Famílias que se destacaram na segunda metade do século XIX e primeira do século XX na capital de Piratininga, evidenciaram que os “quatrocentões” estavam cedendo espaço aos “forasteiros”.
Nomes que se tornaram famosos hoje são lembranças obscurecidas pelo imediatismo egoísta das novas gerações. Um deles, foi o escritor e político de ascendência francesa Alfredo Gustavo Pujol, que se casou com Áurea Salles e morava num palacete da rua Pirapitingui.
Para Laura Rodrigo Octávio, amiga de Odila, filha dos Pujol, “tudo lá era um luxo! Camas com edredons vermelhos de enormes monogramas ao centro, comidas finíssimas; os primeiros biscoitos Pernot aparecidos em São Paulo, as célebres amandines recheadas de chocolate, e outros com recheio gelado, os biscuit-sorbet”.
Para as amigas de Odila Pujol, passar o dia em casa dela era uma coisa fantástica. O balanço de madeira do jardim fora construído no Liceu de Artes e Ofícios, eles tinham copeiro francês e um landau.
Outro personagem que ganhou fama foi Paulo Tagliaferro, franco-italiano, que veio para São Paulo ensinar canto. Nascera na Riviera, mais exatamente em Villefranche e viveu no Chile, onde aprendeu espanhol. Sua mulher, Madame Tagliaferro, era excelente e se dispôs a ensinar idiomas e música às paulistanas.

::::

Por favor, escreva a continuação do trecho sobre as famílias de destaque na São Paulo do século XIX, a partir da última frase apresentada. As entradas provêm de outra fonte.

Dados estruturados de análise de página
::::

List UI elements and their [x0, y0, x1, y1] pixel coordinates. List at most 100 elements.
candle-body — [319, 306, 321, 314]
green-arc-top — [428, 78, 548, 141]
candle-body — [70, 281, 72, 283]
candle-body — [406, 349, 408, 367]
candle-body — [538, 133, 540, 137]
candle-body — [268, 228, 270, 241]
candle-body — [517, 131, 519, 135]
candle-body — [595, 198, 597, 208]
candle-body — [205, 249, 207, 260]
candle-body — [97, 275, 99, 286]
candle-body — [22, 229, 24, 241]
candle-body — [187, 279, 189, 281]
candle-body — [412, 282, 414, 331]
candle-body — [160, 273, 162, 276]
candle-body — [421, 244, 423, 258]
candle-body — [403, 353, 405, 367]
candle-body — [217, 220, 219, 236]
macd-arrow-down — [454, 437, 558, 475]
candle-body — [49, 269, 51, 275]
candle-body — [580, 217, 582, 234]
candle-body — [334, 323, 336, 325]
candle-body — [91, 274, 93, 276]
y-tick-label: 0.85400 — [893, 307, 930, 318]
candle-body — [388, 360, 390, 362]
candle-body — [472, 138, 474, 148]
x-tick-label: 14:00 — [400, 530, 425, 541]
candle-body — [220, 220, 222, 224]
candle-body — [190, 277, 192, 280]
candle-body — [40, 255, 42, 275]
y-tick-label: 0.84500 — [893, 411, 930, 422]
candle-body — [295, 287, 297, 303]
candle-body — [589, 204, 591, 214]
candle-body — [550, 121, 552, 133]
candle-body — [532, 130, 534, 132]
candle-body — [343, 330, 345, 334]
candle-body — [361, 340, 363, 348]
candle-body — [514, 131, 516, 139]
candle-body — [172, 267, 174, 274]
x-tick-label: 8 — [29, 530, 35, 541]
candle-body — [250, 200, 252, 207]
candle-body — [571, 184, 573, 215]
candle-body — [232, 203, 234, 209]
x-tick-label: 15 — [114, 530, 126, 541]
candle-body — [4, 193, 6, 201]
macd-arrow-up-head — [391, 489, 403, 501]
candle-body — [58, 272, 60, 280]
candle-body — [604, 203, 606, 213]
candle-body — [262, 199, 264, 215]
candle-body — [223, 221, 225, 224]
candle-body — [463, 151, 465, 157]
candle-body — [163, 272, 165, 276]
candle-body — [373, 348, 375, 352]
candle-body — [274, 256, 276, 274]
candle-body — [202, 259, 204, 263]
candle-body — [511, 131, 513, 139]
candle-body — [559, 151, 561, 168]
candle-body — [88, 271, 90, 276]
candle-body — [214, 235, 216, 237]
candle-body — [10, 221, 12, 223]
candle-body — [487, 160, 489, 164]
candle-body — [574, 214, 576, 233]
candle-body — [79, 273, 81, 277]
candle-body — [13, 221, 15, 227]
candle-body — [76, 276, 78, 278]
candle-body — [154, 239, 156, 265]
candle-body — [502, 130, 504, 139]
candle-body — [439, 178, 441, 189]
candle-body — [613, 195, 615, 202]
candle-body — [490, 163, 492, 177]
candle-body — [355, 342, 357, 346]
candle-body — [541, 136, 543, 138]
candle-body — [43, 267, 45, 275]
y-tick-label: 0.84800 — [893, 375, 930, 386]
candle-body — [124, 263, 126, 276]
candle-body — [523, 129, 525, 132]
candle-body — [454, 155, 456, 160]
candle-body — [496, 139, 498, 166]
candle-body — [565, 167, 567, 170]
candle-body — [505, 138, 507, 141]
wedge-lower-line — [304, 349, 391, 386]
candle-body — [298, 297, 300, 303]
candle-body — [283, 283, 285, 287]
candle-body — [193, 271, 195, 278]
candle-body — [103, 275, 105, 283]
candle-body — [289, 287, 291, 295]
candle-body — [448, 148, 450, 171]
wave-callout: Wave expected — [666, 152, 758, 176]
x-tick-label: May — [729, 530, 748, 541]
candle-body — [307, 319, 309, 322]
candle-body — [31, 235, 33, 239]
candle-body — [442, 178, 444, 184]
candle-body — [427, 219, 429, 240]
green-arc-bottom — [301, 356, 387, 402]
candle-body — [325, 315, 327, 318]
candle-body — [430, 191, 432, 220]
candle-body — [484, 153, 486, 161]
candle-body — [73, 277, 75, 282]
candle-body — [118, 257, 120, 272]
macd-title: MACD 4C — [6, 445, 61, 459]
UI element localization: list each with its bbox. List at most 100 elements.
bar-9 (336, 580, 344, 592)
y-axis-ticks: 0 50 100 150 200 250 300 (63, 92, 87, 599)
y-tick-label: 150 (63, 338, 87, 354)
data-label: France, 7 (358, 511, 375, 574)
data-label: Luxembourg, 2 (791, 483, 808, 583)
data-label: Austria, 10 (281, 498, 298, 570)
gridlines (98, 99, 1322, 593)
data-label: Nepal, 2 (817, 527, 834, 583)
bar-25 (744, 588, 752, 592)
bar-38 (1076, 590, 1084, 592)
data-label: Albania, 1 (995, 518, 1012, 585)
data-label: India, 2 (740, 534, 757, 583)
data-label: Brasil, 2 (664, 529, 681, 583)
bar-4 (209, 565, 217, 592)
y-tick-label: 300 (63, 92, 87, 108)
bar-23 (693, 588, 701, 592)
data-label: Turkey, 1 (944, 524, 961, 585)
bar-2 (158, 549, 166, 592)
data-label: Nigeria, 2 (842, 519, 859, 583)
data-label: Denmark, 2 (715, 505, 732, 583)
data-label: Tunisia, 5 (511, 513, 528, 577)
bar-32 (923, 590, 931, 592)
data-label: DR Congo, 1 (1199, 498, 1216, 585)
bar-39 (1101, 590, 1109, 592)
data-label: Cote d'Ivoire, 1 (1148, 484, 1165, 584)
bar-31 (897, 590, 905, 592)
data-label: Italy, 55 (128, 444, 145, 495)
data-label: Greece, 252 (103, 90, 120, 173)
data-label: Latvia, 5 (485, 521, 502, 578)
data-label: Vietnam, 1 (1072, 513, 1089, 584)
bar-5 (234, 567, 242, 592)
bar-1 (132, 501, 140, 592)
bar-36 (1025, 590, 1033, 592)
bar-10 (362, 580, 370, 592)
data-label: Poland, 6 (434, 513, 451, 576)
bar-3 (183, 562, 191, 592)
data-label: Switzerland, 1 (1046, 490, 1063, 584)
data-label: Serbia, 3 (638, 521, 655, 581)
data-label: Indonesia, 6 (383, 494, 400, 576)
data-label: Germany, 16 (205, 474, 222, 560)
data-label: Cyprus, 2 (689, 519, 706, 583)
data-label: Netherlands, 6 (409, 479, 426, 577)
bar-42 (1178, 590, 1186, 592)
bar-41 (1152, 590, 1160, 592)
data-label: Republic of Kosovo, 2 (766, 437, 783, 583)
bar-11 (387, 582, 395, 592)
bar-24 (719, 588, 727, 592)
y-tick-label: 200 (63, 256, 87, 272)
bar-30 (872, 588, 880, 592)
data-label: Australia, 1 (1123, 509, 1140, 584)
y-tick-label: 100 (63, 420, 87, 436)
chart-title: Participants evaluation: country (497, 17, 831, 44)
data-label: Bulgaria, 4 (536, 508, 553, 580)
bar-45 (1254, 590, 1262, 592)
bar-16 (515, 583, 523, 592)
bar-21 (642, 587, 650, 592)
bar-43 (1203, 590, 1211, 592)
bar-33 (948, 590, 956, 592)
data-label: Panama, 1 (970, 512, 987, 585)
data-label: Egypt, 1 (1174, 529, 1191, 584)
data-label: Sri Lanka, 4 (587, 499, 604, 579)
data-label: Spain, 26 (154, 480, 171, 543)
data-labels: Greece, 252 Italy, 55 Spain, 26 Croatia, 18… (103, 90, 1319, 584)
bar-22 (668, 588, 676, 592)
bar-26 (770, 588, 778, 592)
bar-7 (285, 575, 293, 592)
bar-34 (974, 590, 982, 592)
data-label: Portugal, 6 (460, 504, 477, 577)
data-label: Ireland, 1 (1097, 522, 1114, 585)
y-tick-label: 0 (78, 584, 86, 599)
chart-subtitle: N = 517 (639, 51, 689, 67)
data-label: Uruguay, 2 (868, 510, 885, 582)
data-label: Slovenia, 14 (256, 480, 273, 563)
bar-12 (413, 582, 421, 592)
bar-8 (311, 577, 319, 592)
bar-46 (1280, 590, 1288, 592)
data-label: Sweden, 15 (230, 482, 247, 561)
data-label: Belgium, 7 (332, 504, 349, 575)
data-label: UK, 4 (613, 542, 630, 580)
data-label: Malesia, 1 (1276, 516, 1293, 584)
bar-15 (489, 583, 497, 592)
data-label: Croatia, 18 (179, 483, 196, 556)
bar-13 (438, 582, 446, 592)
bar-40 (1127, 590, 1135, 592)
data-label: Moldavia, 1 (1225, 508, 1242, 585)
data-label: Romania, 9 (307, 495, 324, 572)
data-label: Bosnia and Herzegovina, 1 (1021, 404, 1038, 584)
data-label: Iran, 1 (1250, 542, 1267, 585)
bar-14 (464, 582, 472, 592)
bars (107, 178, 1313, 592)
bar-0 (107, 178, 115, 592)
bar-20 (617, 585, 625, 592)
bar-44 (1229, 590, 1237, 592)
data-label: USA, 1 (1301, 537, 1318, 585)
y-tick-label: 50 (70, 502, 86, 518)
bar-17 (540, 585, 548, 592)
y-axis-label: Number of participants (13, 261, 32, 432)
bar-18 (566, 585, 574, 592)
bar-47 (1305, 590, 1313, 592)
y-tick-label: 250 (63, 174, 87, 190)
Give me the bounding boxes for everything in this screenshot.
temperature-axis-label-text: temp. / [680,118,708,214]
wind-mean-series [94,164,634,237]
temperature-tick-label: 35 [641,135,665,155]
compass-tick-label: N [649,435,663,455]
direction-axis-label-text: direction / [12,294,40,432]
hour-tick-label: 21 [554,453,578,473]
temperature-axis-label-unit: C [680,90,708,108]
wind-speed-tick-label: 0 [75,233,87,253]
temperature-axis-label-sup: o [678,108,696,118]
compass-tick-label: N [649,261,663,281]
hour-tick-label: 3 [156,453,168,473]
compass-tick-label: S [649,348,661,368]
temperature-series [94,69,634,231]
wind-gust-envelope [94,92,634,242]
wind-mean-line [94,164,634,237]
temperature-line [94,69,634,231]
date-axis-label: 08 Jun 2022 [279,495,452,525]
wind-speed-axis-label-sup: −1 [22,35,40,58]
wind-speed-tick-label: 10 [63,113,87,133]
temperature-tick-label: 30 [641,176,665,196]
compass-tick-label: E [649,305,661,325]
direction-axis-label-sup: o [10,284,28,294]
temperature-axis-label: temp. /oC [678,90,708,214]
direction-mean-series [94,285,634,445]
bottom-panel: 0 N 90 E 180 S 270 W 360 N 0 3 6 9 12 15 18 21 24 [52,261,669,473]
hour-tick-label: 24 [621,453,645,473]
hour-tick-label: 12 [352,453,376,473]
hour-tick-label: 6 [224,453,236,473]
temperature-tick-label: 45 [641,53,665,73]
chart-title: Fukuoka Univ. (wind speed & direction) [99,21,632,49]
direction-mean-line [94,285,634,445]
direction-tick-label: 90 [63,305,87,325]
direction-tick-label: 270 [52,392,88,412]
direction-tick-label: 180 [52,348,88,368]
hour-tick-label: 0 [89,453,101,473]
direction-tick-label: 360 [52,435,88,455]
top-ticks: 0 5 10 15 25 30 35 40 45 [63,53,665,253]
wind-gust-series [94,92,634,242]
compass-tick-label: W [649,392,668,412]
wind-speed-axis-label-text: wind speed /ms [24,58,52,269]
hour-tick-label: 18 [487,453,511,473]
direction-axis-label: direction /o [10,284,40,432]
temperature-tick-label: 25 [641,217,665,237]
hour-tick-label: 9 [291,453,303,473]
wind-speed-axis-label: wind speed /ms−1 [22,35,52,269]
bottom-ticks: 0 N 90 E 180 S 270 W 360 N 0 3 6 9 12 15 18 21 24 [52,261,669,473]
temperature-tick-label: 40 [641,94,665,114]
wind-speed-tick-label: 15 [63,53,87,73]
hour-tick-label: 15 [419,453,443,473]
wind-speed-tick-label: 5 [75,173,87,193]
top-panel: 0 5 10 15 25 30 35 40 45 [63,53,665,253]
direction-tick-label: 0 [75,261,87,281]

::::

[Área de resposta]:
Moravam na Liberdade, e uma filha destacou-se: a pianista Magdalena Tagliaferro. Muito talentosa, foi com os pais para Paris e aos treze anos conquistou o primeiro prêmio no Concurso de piano do Conservatório da capital francesa. O pai já estava doente e faleceu pouco depois disso. Seus alunos de São Paulo promoveram um concerto e, com o apurado com os ingressos, edificaram um túmulo que correspondia à dignidade do falecido.
Já os Chiaffarelli moravam na Barra Funda, num belo chalé. Luigi Chiaffarelli era italiano e sua mulher, Wilhelmina, alemã. Os filhos Olindo e Liddy, cujo nome era Elisa Carolina Chiaffarelli, foi cantora, pianista, professora de piano e pioneira da iniciativa musical no Brasil. Faleceu num acidente aéreo em 1962.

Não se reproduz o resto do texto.